**Short task:** Write out the data below in full, unchanged, minus the images.

**Records for this task:**

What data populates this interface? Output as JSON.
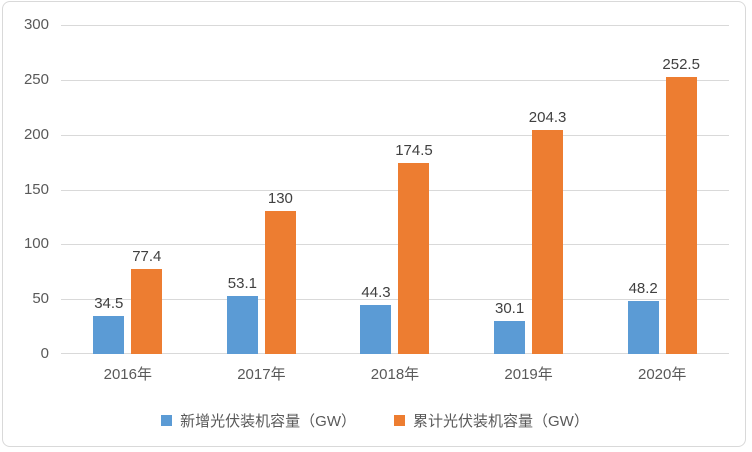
{
  "chart_data": {
    "type": "bar",
    "title": "",
    "xlabel": "",
    "ylabel": "",
    "categories": [
      "2016年",
      "2017年",
      "2018年",
      "2019年",
      "2020年"
    ],
    "series": [
      {
        "name": "新增光伏装机容量（GW）",
        "color": "#5B9BD5",
        "values": [
          34.5,
          53.1,
          44.3,
          30.1,
          48.2
        ]
      },
      {
        "name": "累计光伏装机容量（GW）",
        "color": "#ED7D31",
        "values": [
          77.4,
          130,
          174.5,
          204.3,
          252.5
        ]
      }
    ],
    "ylim": [
      0,
      300
    ],
    "yticks": [
      0,
      50,
      100,
      150,
      200,
      250,
      300
    ],
    "grid": true,
    "legend_position": "bottom"
  },
  "styles": {
    "background": "#FFFFFF",
    "border_color": "#D9D9D9",
    "gridline_color": "#D9D9D9",
    "axis_label_color": "#595959",
    "data_label_color": "#404040"
  }
}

**Expected answer:**
What data populates this interface? Output as JSON.
{
  "chart_data": {
    "type": "bar",
    "title": "",
    "xlabel": "",
    "ylabel": "",
    "categories": [
      "2016年",
      "2017年",
      "2018年",
      "2019年",
      "2020年"
    ],
    "series": [
      {
        "name": "新增光伏装机容量（GW）",
        "color": "#5B9BD5",
        "values": [
          34.5,
          53.1,
          44.3,
          30.1,
          48.2
        ]
      },
      {
        "name": "累计光伏装机容量（GW）",
        "color": "#ED7D31",
        "values": [
          77.4,
          130,
          174.5,
          204.3,
          252.5
        ]
      }
    ],
    "ylim": [
      0,
      300
    ],
    "yticks": [
      0,
      50,
      100,
      150,
      200,
      250,
      300
    ],
    "grid": true,
    "legend_position": "bottom"
  },
  "styles": {
    "background": "#FFFFFF",
    "border_color": "#D9D9D9",
    "gridline_color": "#D9D9D9",
    "axis_label_color": "#595959",
    "data_label_color": "#404040"
  }
}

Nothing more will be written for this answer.